Task instructions: All of the material below is to be returned exactly.

Data records:
====

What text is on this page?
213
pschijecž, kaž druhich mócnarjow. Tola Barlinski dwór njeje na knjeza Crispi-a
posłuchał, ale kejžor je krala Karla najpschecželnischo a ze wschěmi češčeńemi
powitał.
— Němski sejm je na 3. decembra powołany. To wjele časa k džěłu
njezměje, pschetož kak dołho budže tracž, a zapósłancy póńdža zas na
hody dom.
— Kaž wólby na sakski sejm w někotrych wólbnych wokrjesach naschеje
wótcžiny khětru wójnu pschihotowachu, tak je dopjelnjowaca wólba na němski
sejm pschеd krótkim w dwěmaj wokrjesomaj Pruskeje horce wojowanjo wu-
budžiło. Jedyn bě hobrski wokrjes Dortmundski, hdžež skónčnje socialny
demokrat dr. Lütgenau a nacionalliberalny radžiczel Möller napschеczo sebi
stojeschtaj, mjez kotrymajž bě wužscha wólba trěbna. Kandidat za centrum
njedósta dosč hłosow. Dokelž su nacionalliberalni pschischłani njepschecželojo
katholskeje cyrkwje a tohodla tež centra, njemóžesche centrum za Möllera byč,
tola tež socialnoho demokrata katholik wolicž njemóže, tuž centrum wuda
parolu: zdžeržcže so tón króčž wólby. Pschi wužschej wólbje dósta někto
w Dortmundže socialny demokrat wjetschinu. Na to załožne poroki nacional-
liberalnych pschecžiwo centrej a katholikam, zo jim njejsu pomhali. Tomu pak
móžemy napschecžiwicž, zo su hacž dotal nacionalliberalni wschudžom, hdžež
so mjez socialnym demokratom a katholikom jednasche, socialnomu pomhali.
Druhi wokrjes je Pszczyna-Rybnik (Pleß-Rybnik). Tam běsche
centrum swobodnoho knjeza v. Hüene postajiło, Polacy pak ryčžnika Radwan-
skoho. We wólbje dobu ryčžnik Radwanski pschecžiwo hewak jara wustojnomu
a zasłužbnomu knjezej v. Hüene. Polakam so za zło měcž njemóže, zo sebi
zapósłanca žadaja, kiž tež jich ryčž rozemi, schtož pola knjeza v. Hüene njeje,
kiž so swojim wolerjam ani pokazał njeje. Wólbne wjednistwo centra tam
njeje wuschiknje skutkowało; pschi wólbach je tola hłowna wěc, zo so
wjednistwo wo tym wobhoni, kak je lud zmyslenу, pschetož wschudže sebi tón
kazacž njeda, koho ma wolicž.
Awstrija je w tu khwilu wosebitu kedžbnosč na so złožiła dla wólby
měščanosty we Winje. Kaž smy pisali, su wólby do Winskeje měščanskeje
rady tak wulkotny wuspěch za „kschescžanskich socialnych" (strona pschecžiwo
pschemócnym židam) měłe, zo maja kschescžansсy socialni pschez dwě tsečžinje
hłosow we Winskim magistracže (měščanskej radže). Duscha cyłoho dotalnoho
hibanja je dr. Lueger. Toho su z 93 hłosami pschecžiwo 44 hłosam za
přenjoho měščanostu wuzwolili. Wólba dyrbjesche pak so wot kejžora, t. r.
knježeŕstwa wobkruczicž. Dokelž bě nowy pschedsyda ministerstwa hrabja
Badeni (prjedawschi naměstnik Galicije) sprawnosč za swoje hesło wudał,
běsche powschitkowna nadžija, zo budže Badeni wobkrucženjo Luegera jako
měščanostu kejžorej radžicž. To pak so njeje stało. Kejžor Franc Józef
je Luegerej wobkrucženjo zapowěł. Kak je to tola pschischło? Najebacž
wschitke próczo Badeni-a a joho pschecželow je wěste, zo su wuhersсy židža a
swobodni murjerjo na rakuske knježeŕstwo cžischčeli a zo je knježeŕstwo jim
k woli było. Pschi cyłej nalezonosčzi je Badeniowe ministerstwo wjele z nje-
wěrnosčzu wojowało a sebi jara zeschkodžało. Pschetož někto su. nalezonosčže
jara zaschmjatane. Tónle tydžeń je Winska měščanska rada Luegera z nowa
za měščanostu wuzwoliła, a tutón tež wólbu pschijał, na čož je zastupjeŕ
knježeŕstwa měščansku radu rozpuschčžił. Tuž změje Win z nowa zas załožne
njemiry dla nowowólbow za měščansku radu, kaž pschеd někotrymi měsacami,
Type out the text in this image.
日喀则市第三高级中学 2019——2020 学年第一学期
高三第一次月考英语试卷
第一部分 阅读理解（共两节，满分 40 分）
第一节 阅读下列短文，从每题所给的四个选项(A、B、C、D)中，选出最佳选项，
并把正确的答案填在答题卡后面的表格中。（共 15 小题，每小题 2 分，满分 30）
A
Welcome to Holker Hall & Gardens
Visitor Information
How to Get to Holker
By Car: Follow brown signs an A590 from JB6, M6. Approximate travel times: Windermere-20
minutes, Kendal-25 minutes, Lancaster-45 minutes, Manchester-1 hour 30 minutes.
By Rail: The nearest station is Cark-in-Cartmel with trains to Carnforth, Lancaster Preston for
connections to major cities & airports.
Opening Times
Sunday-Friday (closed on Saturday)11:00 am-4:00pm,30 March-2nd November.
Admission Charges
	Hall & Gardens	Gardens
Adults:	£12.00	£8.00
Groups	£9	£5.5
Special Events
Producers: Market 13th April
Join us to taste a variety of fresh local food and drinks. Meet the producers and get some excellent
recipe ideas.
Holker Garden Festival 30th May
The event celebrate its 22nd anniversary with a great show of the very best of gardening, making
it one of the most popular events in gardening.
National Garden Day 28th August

====

The reply:
What text is on this page?
213
pschijecž, kaž druhich mócnarjow. Tola Barlinski dwór njeje na knjeza Crispi-a
posłuchał, ale kejžor je krala Karla najpschecželnischo a ze wschěmi češčeńemi
powitał.
— Němski sejm je na 3. decembra powołany. To wjele časa k džěłu
njezměje, pschetož kak dołho budže tracž, a zapósłancy póńdža zas na
hody dom.
— Kaž wólby na sakski sejm w někotrych wólbnych wokrjesach naschеje
wótcžiny khětru wójnu pschihotowachu, tak je dopjelnjowaca wólba na němski
sejm pschеd krótkim w dwěmaj wokrjesomaj Pruskeje horce wojowanjo wu-
budžiło. Jedyn bě hobrski wokrjes Dortmundski, hdžež skónčnje socialny
demokrat dr. Lütgenau a nacionalliberalny radžiczel Möller napschеczo sebi
stojeschtaj, mjez kotrymajž bě wužscha wólba trěbna. Kandidat za centrum
njedósta dosč hłosow. Dokelž su nacionalliberalni pschischłani njepschecželojo
katholskeje cyrkwje a tohodla tež centra, njemóžesche centrum za Möllera byč,
tola tež socialnoho demokrata katholik wolicž njemóže, tuž centrum wuda
parolu: zdžeržcže so tón króčž wólby. Pschi wužschej wólbje dósta někto
w Dortmundže socialny demokrat wjetschinu. Na to załožne poroki nacional-
liberalnych pschecžiwo centrej a katholikam, zo jim njejsu pomhali. Tomu pak
móžemy napschecžiwicž, zo su hacž dotal nacionalliberalni wschudžom, hdžež
so mjez socialnym demokratom a katholikom jednasche, socialnomu pomhali.
Druhi wokrjes je Pszczyna-Rybnik (Pleß-Rybnik). Tam běsche
centrum swobodnoho knjeza v. Hüene postajiło, Polacy pak ryčžnika Radwan-
skoho. We wólbje dobu ryčžnik Radwanski pschecžiwo hewak jara wustojnomu
a zasłužbnomu knjezej v. Hüene. Polakam so za zło měcž njemóže, zo sebi
zapósłanca žadaja, kiž tež jich ryčž rozemi, schtož pola knjeza v. Hüene njeje,
kiž so swojim wolerjam ani pokazał njeje. Wólbne wjednistwo centra tam
njeje wuschiknje skutkowało; pschi wólbach je tola hłowna wěc, zo so
wjednistwo wo tym wobhoni, kak je lud zmyslenу, pschetož wschudže sebi tón
kazacž njeda, koho ma wolicž.
Awstrija je w tu khwilu wosebitu kedžbnosč na so złožiła dla wólby
měščanosty we Winje. Kaž smy pisali, su wólby do Winskeje měščanskeje
rady tak wulkotny wuspěch za „kschescžanskich socialnych" (strona pschecžiwo
pschemócnym židam) měłe, zo maja kschescžansсy socialni pschez dwě tsečžinje
hłosow we Winskim magistracže (měščanskej radže). Duscha cyłoho dotalnoho
hibanja je dr. Lueger. Toho su z 93 hłosami pschecžiwo 44 hłosam za
přenjoho měščanostu wuzwolili. Wólba dyrbjesche pak so wot kejžora, t. r.
knježeŕstwa wobkruczicž. Dokelž bě nowy pschedsyda ministerstwa hrabja
Badeni (prjedawschi naměstnik Galicije) sprawnosč za swoje hesło wudał,
běsche powschitkowna nadžija, zo budže Badeni wobkrucženjo Luegera jako
měščanostu kejžorej radžicž. To pak so njeje stało. Kejžor Franc Józef
je Luegerej wobkrucženjo zapowěł. Kak je to tola pschischło? Najebacž
wschitke próczo Badeni-a a joho pschecželow je wěste, zo su wuhersсy židža a
swobodni murjerjo na rakuske knježeŕstwo cžischčeli a zo je knježeŕstwo jim
k woli było. Pschi cyłej nalezonosčzi je Badeniowe ministerstwo wjele z nje-
wěrnosčzu wojowało a sebi jara zeschkodžało. Pschetož někto su. nalezonosčže
jara zaschmjatane. Tónle tydžeń je Winska měščanska rada Luegera z nowa
za měščanostu wuzwoliła, a tutón tež wólbu pschijał, na čož je zastupjeŕ
knježeŕstwa měščansku radu rozpuschčžił. Tuž změje Win z nowa zas załožne
njemiry dla nowowólbow za měščansku radu, kaž pschеd někotrymi měsacami,
Type out the text in this image.
日喀则市第三高级中学 2019——2020 学年第一学期
高三第一次月考英语试卷
第一部分 阅读理解（共两节，满分 40 分）
第一节 阅读下列短文，从每题所给的四个选项(A、B、C、D)中，选出最佳选项，
并把正确的答案填在答题卡后面的表格中。（共 15 小题，每小题 2 分，满分 30）
A
Welcome to Holker Hall & Gardens
Visitor Information
How to Get to Holker
By Car: Follow brown signs an A590 from JB6, M6. Approximate travel times: Windermere-20
minutes, Kendal-25 minutes, Lancaster-45 minutes, Manchester-1 hour 30 minutes.
By Rail: The nearest station is Cark-in-Cartmel with trains to Carnforth, Lancaster Preston for
connections to major cities & airports.
Opening Times
Sunday-Friday (closed on Saturday)11:00 am-4:00pm,30 March-2nd November.
Admission Charges
	Hall & Gardens	Gardens
Adults:	£12.00	£8.00
Groups	£9	£5.5
Special Events
Producers: Market 13th April
Join us to taste a variety of fresh local food and drinks. Meet the producers and get some excellent
recipe ideas.
Holker Garden Festival 30th May
The event celebrate its 22nd anniversary with a great show of the very best of gardening, making
it one of the most popular events in gardening.
National Garden Day 28th August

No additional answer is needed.